- What to do
Write out the whole listing, matching it exactly.

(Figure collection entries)
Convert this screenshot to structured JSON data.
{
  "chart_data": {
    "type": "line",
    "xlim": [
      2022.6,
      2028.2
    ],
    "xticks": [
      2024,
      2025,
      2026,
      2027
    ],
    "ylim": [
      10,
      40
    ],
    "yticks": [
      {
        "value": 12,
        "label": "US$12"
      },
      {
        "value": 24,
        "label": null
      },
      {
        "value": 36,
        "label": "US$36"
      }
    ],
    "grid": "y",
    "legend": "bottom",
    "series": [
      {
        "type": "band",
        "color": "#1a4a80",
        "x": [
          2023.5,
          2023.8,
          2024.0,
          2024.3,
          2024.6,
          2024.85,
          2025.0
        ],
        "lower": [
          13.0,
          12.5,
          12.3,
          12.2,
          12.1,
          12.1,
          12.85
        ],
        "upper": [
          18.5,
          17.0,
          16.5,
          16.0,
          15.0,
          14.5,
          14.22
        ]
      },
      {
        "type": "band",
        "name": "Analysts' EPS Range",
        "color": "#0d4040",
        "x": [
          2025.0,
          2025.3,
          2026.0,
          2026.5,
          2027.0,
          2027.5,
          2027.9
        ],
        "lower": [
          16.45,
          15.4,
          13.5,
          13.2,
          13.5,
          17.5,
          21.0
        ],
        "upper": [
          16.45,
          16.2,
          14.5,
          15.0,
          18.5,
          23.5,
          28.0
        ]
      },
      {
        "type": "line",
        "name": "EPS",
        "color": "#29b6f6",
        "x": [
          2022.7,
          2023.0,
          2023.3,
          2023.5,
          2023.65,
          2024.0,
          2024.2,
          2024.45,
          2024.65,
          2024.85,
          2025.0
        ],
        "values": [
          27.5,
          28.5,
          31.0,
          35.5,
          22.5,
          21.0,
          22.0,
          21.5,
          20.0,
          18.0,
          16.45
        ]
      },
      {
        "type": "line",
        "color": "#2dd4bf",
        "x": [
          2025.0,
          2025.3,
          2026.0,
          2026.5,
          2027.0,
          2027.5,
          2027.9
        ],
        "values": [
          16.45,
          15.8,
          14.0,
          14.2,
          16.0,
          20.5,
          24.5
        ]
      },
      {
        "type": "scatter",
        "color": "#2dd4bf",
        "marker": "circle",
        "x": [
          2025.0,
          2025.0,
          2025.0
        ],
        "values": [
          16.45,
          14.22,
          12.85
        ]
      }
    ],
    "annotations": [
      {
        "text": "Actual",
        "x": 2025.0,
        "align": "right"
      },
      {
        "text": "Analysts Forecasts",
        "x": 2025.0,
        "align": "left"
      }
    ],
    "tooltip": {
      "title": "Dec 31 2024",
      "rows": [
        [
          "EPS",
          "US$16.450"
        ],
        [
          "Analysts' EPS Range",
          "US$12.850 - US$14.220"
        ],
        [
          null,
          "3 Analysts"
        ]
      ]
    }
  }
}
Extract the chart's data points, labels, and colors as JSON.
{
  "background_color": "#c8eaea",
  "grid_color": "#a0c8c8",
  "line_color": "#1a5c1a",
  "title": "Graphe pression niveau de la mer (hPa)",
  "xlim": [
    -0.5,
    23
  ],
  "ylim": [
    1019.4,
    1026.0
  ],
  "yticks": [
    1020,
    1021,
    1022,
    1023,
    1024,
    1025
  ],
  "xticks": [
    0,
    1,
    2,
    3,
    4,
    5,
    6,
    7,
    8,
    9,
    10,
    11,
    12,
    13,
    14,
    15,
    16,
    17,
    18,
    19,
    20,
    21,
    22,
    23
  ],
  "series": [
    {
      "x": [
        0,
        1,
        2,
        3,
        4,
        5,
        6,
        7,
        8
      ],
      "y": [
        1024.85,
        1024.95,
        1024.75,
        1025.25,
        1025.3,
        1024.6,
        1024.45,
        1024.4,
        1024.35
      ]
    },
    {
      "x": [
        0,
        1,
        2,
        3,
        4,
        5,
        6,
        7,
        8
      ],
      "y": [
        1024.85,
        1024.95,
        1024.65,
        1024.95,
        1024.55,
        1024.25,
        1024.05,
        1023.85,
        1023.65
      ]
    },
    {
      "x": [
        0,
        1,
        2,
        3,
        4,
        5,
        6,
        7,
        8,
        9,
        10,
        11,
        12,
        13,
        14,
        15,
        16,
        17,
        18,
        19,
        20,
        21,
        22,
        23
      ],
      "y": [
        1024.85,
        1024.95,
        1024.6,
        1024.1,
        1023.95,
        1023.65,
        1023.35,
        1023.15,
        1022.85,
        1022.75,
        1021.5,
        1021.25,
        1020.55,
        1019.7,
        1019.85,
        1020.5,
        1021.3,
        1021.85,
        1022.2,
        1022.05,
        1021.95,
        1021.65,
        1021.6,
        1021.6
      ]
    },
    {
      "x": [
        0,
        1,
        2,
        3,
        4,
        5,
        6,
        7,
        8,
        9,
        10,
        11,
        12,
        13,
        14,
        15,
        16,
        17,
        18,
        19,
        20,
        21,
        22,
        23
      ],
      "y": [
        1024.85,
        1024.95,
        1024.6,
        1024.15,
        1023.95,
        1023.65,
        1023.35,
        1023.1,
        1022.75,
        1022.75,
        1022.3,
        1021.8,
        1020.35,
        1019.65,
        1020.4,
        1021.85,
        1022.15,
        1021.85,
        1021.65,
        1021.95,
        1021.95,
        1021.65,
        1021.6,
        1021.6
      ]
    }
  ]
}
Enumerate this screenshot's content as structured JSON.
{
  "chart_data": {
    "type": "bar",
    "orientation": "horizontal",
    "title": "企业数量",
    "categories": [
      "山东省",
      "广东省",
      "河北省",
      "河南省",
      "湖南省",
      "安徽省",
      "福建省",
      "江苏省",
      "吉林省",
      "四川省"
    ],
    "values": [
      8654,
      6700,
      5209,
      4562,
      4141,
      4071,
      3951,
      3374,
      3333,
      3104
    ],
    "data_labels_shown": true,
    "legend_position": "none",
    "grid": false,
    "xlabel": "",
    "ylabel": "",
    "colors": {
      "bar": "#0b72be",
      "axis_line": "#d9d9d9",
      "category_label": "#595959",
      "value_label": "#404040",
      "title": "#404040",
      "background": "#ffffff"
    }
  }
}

- Task solution
Convert this screenshot to structured JSON data.
{
  "chart_data": {
    "type": "line",
    "xlim": [
      2022.6,
      2028.2
    ],
    "xticks": [
      2024,
      2025,
      2026,
      2027
    ],
    "ylim": [
      10,
      40
    ],
    "yticks": [
      {
        "value": 12,
        "label": "US$12"
      },
      {
        "value": 24,
        "label": null
      },
      {
        "value": 36,
        "label": "US$36"
      }
    ],
    "grid": "y",
    "legend": "bottom",
    "series": [
      {
        "type": "band",
        "color": "#1a4a80",
        "x": [
          2023.5,
          2023.8,
          2024.0,
          2024.3,
          2024.6,
          2024.85,
          2025.0
        ],
        "lower": [
          13.0,
          12.5,
          12.3,
          12.2,
          12.1,
          12.1,
          12.85
        ],
        "upper": [
          18.5,
          17.0,
          16.5,
          16.0,
          15.0,
          14.5,
          14.22
        ]
      },
      {
        "type": "band",
        "name": "Analysts' EPS Range",
        "color": "#0d4040",
        "x": [
          2025.0,
          2025.3,
          2026.0,
          2026.5,
          2027.0,
          2027.5,
          2027.9
        ],
        "lower": [
          16.45,
          15.4,
          13.5,
          13.2,
          13.5,
          17.5,
          21.0
        ],
        "upper": [
          16.45,
          16.2,
          14.5,
          15.0,
          18.5,
          23.5,
          28.0
        ]
      },
      {
        "type": "line",
        "name": "EPS",
        "color": "#29b6f6",
        "x": [
          2022.7,
          2023.0,
          2023.3,
          2023.5,
          2023.65,
          2024.0,
          2024.2,
          2024.45,
          2024.65,
          2024.85,
          2025.0
        ],
        "values": [
          27.5,
          28.5,
          31.0,
          35.5,
          22.5,
          21.0,
          22.0,
          21.5,
          20.0,
          18.0,
          16.45
        ]
      },
      {
        "type": "line",
        "color": "#2dd4bf",
        "x": [
          2025.0,
          2025.3,
          2026.0,
          2026.5,
          2027.0,
          2027.5,
          2027.9
        ],
        "values": [
          16.45,
          15.8,
          14.0,
          14.2,
          16.0,
          20.5,
          24.5
        ]
      },
      {
        "type": "scatter",
        "color": "#2dd4bf",
        "marker": "circle",
        "x": [
          2025.0,
          2025.0,
          2025.0
        ],
        "values": [
          16.45,
          14.22,
          12.85
        ]
      }
    ],
    "annotations": [
      {
        "text": "Actual",
        "x": 2025.0,
        "align": "right"
      },
      {
        "text": "Analysts Forecasts",
        "x": 2025.0,
        "align": "left"
      }
    ],
    "tooltip": {
      "title": "Dec 31 2024",
      "rows": [
        [
          "EPS",
          "US$16.450"
        ],
        [
          "Analysts' EPS Range",
          "US$12.850 - US$14.220"
        ],
        [
          null,
          "3 Analysts"
        ]
      ]
    }
  }
}
Extract the chart's data points, labels, and colors as JSON.
{
  "background_color": "#c8eaea",
  "grid_color": "#a0c8c8",
  "line_color": "#1a5c1a",
  "title": "Graphe pression niveau de la mer (hPa)",
  "xlim": [
    -0.5,
    23
  ],
  "ylim": [
    1019.4,
    1026.0
  ],
  "yticks": [
    1020,
    1021,
    1022,
    1023,
    1024,
    1025
  ],
  "xticks": [
    0,
    1,
    2,
    3,
    4,
    5,
    6,
    7,
    8,
    9,
    10,
    11,
    12,
    13,
    14,
    15,
    16,
    17,
    18,
    19,
    20,
    21,
    22,
    23
  ],
  "series": [
    {
      "x": [
        0,
        1,
        2,
        3,
        4,
        5,
        6,
        7,
        8
      ],
      "y": [
        1024.85,
        1024.95,
        1024.75,
        1025.25,
        1025.3,
        1024.6,
        1024.45,
        1024.4,
        1024.35
      ]
    },
    {
      "x": [
        0,
        1,
        2,
        3,
        4,
        5,
        6,
        7,
        8
      ],
      "y": [
        1024.85,
        1024.95,
        1024.65,
        1024.95,
        1024.55,
        1024.25,
        1024.05,
        1023.85,
        1023.65
      ]
    },
    {
      "x": [
        0,
        1,
        2,
        3,
        4,
        5,
        6,
        7,
        8,
        9,
        10,
        11,
        12,
        13,
        14,
        15,
        16,
        17,
        18,
        19,
        20,
        21,
        22,
        23
      ],
      "y": [
        1024.85,
        1024.95,
        1024.6,
        1024.1,
        1023.95,
        1023.65,
        1023.35,
        1023.15,
        1022.85,
        1022.75,
        1021.5,
        1021.25,
        1020.55,
        1019.7,
        1019.85,
        1020.5,
        1021.3,
        1021.85,
        1022.2,
        1022.05,
        1021.95,
        1021.65,
        1021.6,
        1021.6
      ]
    },
    {
      "x": [
        0,
        1,
        2,
        3,
        4,
        5,
        6,
        7,
        8,
        9,
        10,
        11,
        12,
        13,
        14,
        15,
        16,
        17,
        18,
        19,
        20,
        21,
        22,
        23
      ],
      "y": [
        1024.85,
        1024.95,
        1024.6,
        1024.15,
        1023.95,
        1023.65,
        1023.35,
        1023.1,
        1022.75,
        1022.75,
        1022.3,
        1021.8,
        1020.35,
        1019.65,
        1020.4,
        1021.85,
        1022.15,
        1021.85,
        1021.65,
        1021.95,
        1021.95,
        1021.65,
        1021.6,
        1021.6
      ]
    }
  ]
}
Enumerate this screenshot's content as structured JSON.
{
  "chart_data": {
    "type": "bar",
    "orientation": "horizontal",
    "title": "企业数量",
    "categories": [
      "山东省",
      "广东省",
      "河北省",
      "河南省",
      "湖南省",
      "安徽省",
      "福建省",
      "江苏省",
      "吉林省",
      "四川省"
    ],
    "values": [
      8654,
      6700,
      5209,
      4562,
      4141,
      4071,
      3951,
      3374,
      3333,
      3104
    ],
    "data_labels_shown": true,
    "legend_position": "none",
    "grid": false,
    "xlabel": "",
    "ylabel": "",
    "colors": {
      "bar": "#0b72be",
      "axis_line": "#d9d9d9",
      "category_label": "#595959",
      "value_label": "#404040",
      "title": "#404040",
      "background": "#ffffff"
    }
  }
}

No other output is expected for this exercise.